**Records to use:**
━━━━
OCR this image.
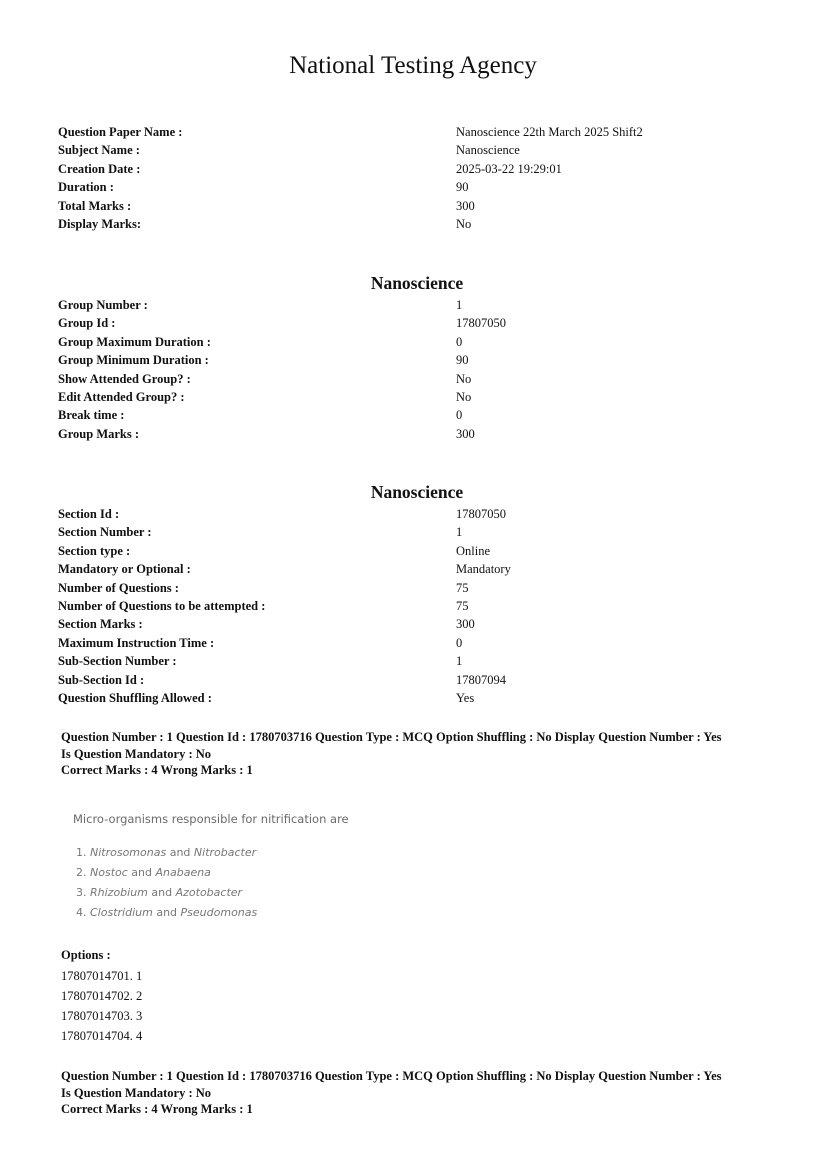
National Testing Agency
Question Paper Name :	Nanoscience 22th March 2025 Shift2
Subject Name :	Nanoscience
Creation Date :	2025-03-22 19:29:01
Duration :	90
Total Marks :	300
Display Marks:	No
Nanoscience
Group Number :	1
Group Id :	17807050
Group Maximum Duration :	0
Group Minimum Duration :	90
Show Attended Group? :	No
Edit Attended Group? :	No
Break time :	0
Group Marks :	300
Nanoscience
Section Id :	17807050
Section Number :	1
Section type :	Online
Mandatory or Optional :	Mandatory
Number of Questions :	75
Number of Questions to be attempted :	75
Section Marks :	300
Maximum Instruction Time :	0
Sub-Section Number :	1
Sub-Section Id :	17807094
Question Shuffling Allowed :	Yes
Question Number : 1 Question Id : 1780703716 Question Type : MCQ Option Shuffling : No Display Question Number : Yes
Is Question Mandatory : No
Correct Marks : 4 Wrong Marks : 1
Micro-organisms responsible for nitrification are
1. Nitrosomonas and Nitrobacter
2. Nostoc and Anabaena
3. Rhizobium and Azotobacter
4. Clostridium and Pseudomonas
Options :
17807014701. 1
17807014702. 2
17807014703. 3
17807014704. 4
Question Number : 1 Question Id : 1780703716 Question Type : MCQ Option Shuffling : No Display Question Number : Yes
Is Question Mandatory : No
Correct Marks : 4 Wrong Marks : 1
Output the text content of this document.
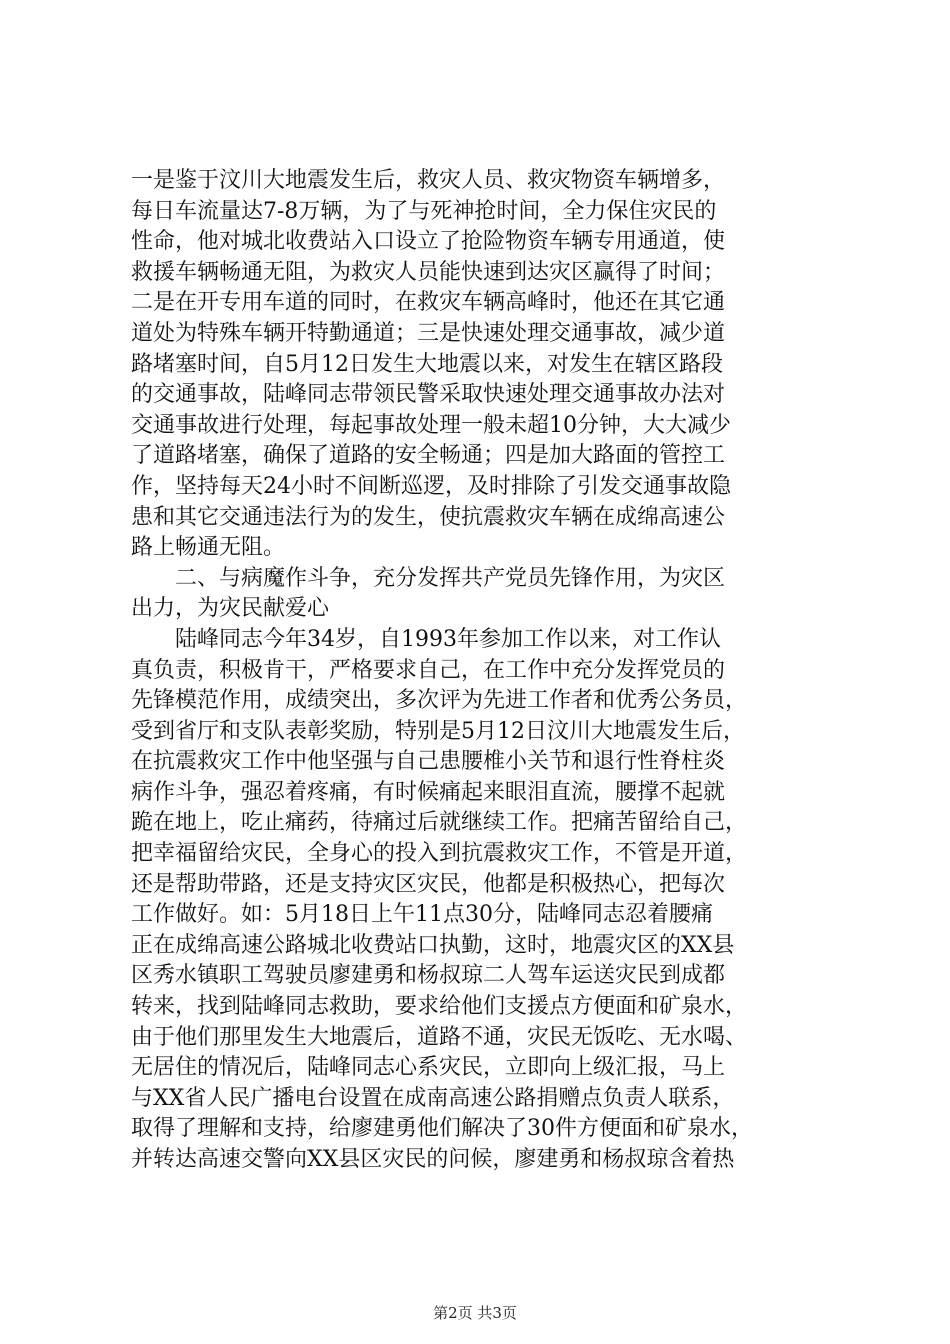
一是鉴于汶川大地震发生后，救灾人员、救灾物资车辆增多，
每日车流量达7-8万辆，为了与死神抢时间，全力保住灾民的
性命，他对城北收费站入口设立了抢险物资车辆专用通道，使
救援车辆畅通无阻，为救灾人员能快速到达灾区赢得了时间；
二是在开专用车道的同时，在救灾车辆高峰时，他还在其它通
道处为特殊车辆开特勤通道；三是快速处理交通事故，减少道
路堵塞时间，自5月12日发生大地震以来，对发生在辖区路段
的交通事故，陆峰同志带领民警采取快速处理交通事故办法对
交通事故进行处理，每起事故处理一般未超10分钟，大大减少
了道路堵塞，确保了道路的安全畅通；四是加大路面的管控工
作，坚持每天24小时不间断巡逻，及时排除了引发交通事故隐
患和其它交通违法行为的发生，使抗震救灾车辆在成绵高速公
路上畅通无阻。
二、与病魔作斗争，充分发挥共产党员先锋作用，为灾区
出力，为灾民献爱心
陆峰同志今年34岁，自1993年参加工作以来，对工作认
真负责，积极肯干，严格要求自己，在工作中充分发挥党员的
先锋模范作用，成绩突出，多次评为先进工作者和优秀公务员，
受到省厅和支队表彰奖励，特别是5月12日汶川大地震发生后，
在抗震救灾工作中他坚强与自己患腰椎小关节和退行性脊柱炎
病作斗争，强忍着疼痛，有时候痛起来眼泪直流，腰撑不起就
跪在地上，吃止痛药，待痛过后就继续工作。把痛苦留给自己，
把幸福留给灾民，全身心的投入到抗震救灾工作，不管是开道，
还是帮助带路，还是支持灾区灾民，他都是积极热心，把每次
工作做好。如：5月18日上午11点30分，陆峰同志忍着腰痛
正在成绵高速公路城北收费站口执勤，这时，地震灾区的XX县
区秀水镇职工驾驶员廖建勇和杨叔琼二人驾车运送灾民到成都
转来，找到陆峰同志救助，要求给他们支援点方便面和矿泉水，
由于他们那里发生大地震后，道路不通，灾民无饭吃、无水喝、
无居住的情况后，陆峰同志心系灾民，立即向上级汇报，马上
与XX省人民广播电台设置在成南高速公路捐赠点负责人联系，
取得了理解和支持，给廖建勇他们解决了30件方便面和矿泉水，
并转达高速交警向XX县区灾民的问候，廖建勇和杨叔琼含着热
第2页 共3页
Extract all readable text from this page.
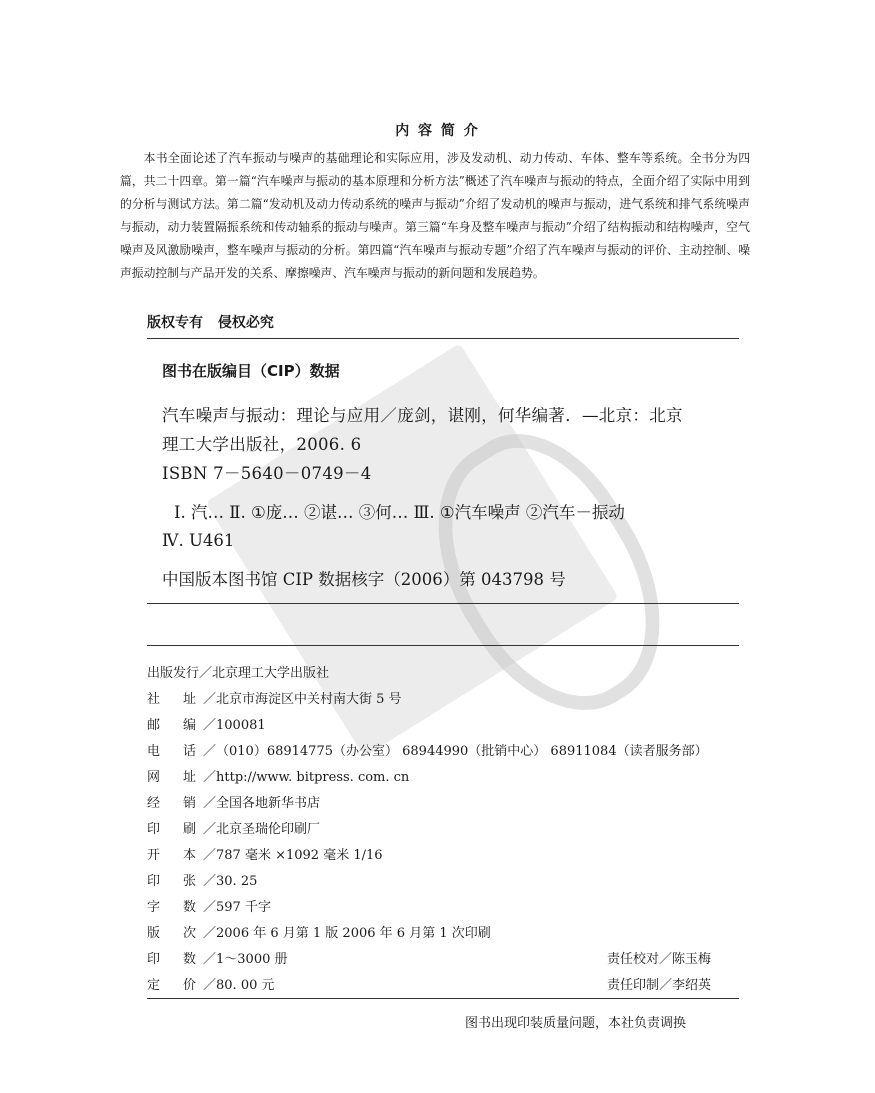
内 容 简 介
本书全面论述了汽车振动与噪声的基础理论和实际应用，涉及发动机、动力传动、车体、整车等系统。全书分为四篇，共二十四章。第一篇“汽车噪声与振动的基本原理和分析方法”概述了汽车噪声与振动的特点，全面介绍了实际中用到的分析与测试方法。第二篇“发动机及动力传动系统的噪声与振动”介绍了发动机的噪声与振动，进气系统和排气系统噪声与振动，动力装置隔振系统和传动轴系的振动与噪声。第三篇“车身及整车噪声与振动”介绍了结构振动和结构噪声，空气噪声及风激励噪声，整车噪声与振动的分析。第四篇“汽车噪声与振动专题”介绍了汽车噪声与振动的评价、主动控制、噪声振动控制与产品开发的关系、摩擦噪声、汽车噪声与振动的新问题和发展趋势。
版权专有 侵权必究
图书在版编目（CIP）数据
汽车噪声与振动：理论与应用／庞剑，谌刚，何华编著．—北京：北京
理工大学出版社，2006. 6
ISBN 7－5640－0749－4
Ⅰ. 汽… Ⅱ. ①庞… ②谌… ③何… Ⅲ. ①汽车噪声 ②汽车－振动
Ⅳ. U461
中国版本图书馆 CIP 数据核字（2006）第 043798 号
出版发行／北京理工大学出版社
社 址 ／北京市海淀区中关村南大街 5 号
邮 编 ／100081
电 话 ／（010）68914775（办公室） 68944990（批销中心） 68911084（读者服务部）
网 址 ／http://www. bitpress. com. cn
经 销 ／全国各地新华书店
印 刷 ／北京圣瑞伦印刷厂
开 本 ／787 毫米 ×1092 毫米 1/16
印 张 ／30. 25
字 数 ／597 千字
版 次 ／2006 年 6 月第 1 版 2006 年 6 月第 1 次印刷
印 数 ／1～3000 册	责任校对／陈玉梅
定 价 ／80. 00 元	责任印制／李绍英
图书出现印装质量问题，本社负责调换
━━━━
**Problem to work on:**
Scan the listing above. Collect all lines with the word "Name".

**Finished answer:**
Question Paper Name :	Nanoscience 22th March 2025 Shift2
Subject Name :	Nanoscience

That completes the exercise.